WHAT IS REQUIRED: Collect every line in the records below that contains the word "JSON".

━━━━━ DATA ROWS ━━━━━

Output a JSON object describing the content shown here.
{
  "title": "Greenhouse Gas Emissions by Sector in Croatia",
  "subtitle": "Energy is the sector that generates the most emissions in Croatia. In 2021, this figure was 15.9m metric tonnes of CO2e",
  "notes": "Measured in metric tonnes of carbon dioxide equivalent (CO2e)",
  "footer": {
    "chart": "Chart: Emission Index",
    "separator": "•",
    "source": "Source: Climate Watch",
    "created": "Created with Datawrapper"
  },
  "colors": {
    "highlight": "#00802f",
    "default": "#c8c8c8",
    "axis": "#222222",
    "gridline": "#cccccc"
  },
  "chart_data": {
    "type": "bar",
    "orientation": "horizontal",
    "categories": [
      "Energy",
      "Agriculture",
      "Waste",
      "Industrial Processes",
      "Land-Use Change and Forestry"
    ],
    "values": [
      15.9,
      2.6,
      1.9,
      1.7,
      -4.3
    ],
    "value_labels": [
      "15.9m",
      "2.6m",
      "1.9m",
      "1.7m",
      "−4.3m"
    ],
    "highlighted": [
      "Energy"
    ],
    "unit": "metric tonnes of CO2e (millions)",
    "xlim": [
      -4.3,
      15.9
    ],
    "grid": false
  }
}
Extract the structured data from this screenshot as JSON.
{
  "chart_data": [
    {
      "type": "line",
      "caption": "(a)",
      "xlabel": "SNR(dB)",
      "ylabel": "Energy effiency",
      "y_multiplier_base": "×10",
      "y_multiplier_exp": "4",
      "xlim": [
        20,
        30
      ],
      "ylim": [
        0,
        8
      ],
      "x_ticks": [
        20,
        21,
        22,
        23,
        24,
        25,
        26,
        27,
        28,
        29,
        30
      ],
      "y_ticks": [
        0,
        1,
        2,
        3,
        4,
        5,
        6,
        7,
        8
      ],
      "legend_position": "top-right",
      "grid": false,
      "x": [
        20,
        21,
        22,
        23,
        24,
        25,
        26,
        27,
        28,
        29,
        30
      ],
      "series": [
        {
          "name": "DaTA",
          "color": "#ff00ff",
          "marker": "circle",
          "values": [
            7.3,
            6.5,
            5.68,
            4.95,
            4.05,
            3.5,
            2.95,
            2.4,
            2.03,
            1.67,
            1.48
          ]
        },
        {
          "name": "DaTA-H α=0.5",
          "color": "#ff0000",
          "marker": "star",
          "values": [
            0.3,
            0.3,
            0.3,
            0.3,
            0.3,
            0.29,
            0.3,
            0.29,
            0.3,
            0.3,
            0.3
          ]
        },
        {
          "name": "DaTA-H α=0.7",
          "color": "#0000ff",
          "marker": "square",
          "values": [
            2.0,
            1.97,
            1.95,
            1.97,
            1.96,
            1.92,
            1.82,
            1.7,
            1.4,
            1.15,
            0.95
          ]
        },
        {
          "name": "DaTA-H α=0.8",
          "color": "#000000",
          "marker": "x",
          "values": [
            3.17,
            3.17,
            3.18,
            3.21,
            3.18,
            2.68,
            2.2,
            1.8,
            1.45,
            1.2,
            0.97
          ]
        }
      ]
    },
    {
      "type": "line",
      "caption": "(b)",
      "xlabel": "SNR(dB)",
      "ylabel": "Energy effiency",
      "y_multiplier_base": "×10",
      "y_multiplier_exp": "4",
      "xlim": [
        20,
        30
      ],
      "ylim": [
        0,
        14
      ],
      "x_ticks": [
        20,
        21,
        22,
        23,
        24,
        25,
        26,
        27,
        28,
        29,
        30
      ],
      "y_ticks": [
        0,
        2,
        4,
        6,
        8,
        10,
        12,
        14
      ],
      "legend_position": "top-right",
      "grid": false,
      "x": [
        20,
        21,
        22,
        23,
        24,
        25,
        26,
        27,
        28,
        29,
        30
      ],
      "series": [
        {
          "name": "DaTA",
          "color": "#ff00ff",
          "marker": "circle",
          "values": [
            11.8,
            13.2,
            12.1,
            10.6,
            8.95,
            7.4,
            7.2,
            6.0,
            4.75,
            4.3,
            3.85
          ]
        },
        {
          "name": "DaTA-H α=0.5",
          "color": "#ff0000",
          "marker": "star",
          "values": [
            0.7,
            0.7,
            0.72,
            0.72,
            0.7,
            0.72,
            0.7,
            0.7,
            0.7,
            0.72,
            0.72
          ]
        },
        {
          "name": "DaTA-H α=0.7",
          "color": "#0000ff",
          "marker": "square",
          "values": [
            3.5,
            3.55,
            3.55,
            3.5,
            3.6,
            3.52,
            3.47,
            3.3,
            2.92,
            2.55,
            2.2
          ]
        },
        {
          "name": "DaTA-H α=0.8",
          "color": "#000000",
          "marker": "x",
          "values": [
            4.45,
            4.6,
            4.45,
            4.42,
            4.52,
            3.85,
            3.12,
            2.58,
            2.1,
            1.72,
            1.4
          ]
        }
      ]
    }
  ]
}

━━━━━

FINAL RESULT:
Output a JSON object describing the content shown here.
Extract the structured data from this screenshot as JSON.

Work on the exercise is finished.